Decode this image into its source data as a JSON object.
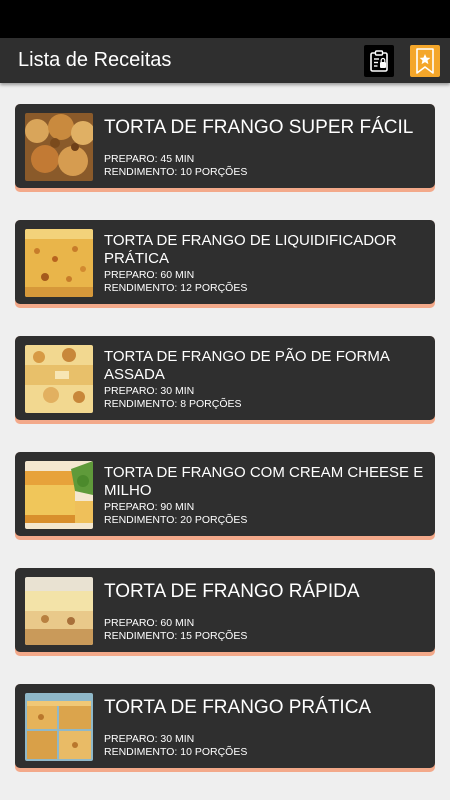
{
  "app_bar": {
    "title": "Lista de Receitas",
    "clipboard_icon": "clipboard-lock-icon",
    "bookmark_icon": "star-bookmark-icon",
    "bookmark_color": "#f4a62a"
  },
  "colors": {
    "card": "#2f2f2f",
    "card_accent": "#f3a98a",
    "background": "#efefef"
  },
  "recipes": [
    {
      "title": "TORTA DE FRANGO SUPER FÁCIL",
      "prep": "PREPARO: 45 MIN",
      "yield": "RENDIMENTO: 10 PORÇÕES"
    },
    {
      "title": "TORTA DE FRANGO DE LIQUIDIFICADOR PRÁTICA",
      "prep": "PREPARO: 60 MIN",
      "yield": "RENDIMENTO: 12 PORÇÕES"
    },
    {
      "title": "TORTA DE FRANGO DE PÃO DE FORMA ASSADA",
      "prep": "PREPARO: 30 MIN",
      "yield": "RENDIMENTO: 8 PORÇÕES"
    },
    {
      "title": "TORTA DE FRANGO COM CREAM CHEESE E MILHO",
      "prep": "PREPARO: 90 MIN",
      "yield": "RENDIMENTO: 20 PORÇÕES"
    },
    {
      "title": "TORTA DE FRANGO RÁPIDA",
      "prep": "PREPARO: 60 MIN",
      "yield": "RENDIMENTO: 15 PORÇÕES"
    },
    {
      "title": "TORTA DE FRANGO PRÁTICA",
      "prep": "PREPARO: 30 MIN",
      "yield": "RENDIMENTO: 10 PORÇÕES"
    }
  ]
}
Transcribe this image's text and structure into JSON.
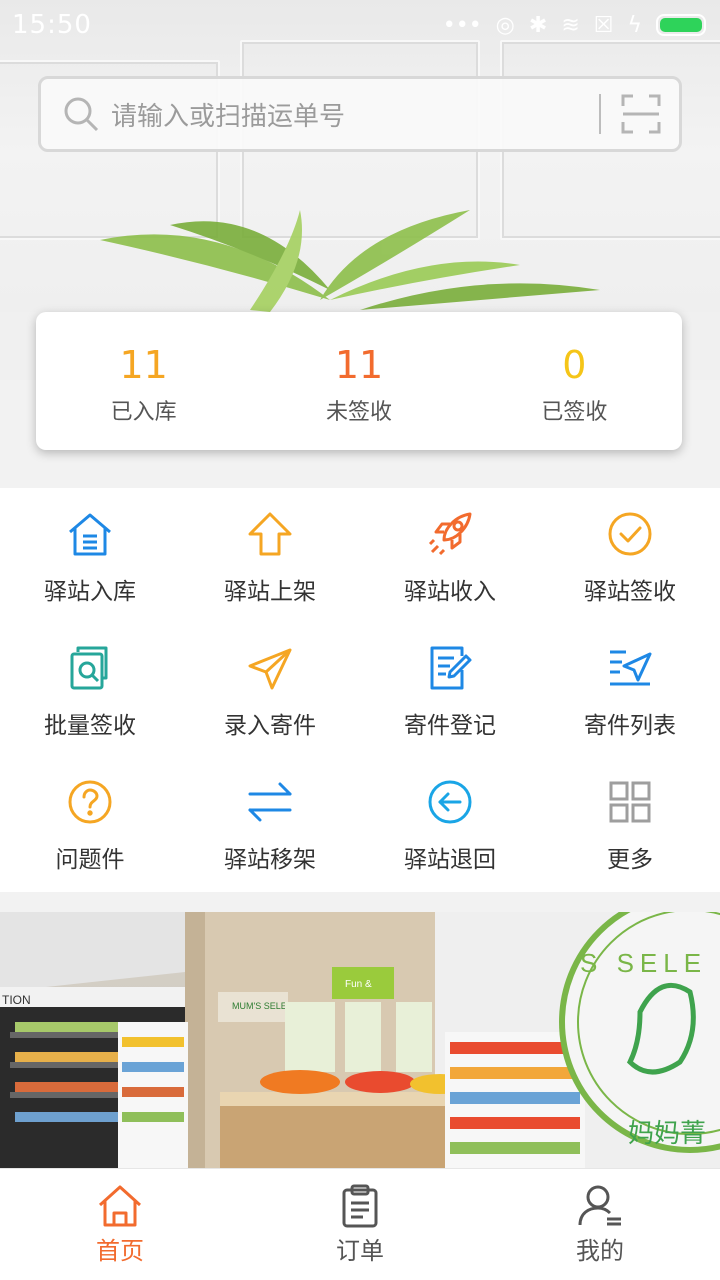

## Directions for this task
Copy the material above in full and exactly, skipping pictures.

## Correct result
Decode this image into its source data as a JSON object.
{
  "app_bar": {
    "title": "Lista de Receitas",
    "clipboard_icon": "clipboard-lock-icon",
    "bookmark_icon": "star-bookmark-icon",
    "bookmark_color": "#f4a62a"
  },
  "colors": {
    "card": "#2f2f2f",
    "card_accent": "#f3a98a",
    "background": "#efefef"
  },
  "recipes": [
    {
      "title": "TORTA DE FRANGO SUPER FÁCIL",
      "prep": "PREPARO: 45 MIN",
      "yield": "RENDIMENTO: 10 PORÇÕES"
    },
    {
      "title": "TORTA DE FRANGO DE LIQUIDIFICADOR PRÁTICA",
      "prep": "PREPARO: 60 MIN",
      "yield": "RENDIMENTO: 12 PORÇÕES"
    },
    {
      "title": "TORTA DE FRANGO DE PÃO DE FORMA ASSADA",
      "prep": "PREPARO: 30 MIN",
      "yield": "RENDIMENTO: 8 PORÇÕES"
    },
    {
      "title": "TORTA DE FRANGO COM CREAM CHEESE E MILHO",
      "prep": "PREPARO: 90 MIN",
      "yield": "RENDIMENTO: 20 PORÇÕES"
    },
    {
      "title": "TORTA DE FRANGO RÁPIDA",
      "prep": "PREPARO: 60 MIN",
      "yield": "RENDIMENTO: 15 PORÇÕES"
    },
    {
      "title": "TORTA DE FRANGO PRÁTICA",
      "prep": "PREPARO: 30 MIN",
      "yield": "RENDIMENTO: 10 PORÇÕES"
    }
  ]
}
Transcribe this image's text and structure into JSON.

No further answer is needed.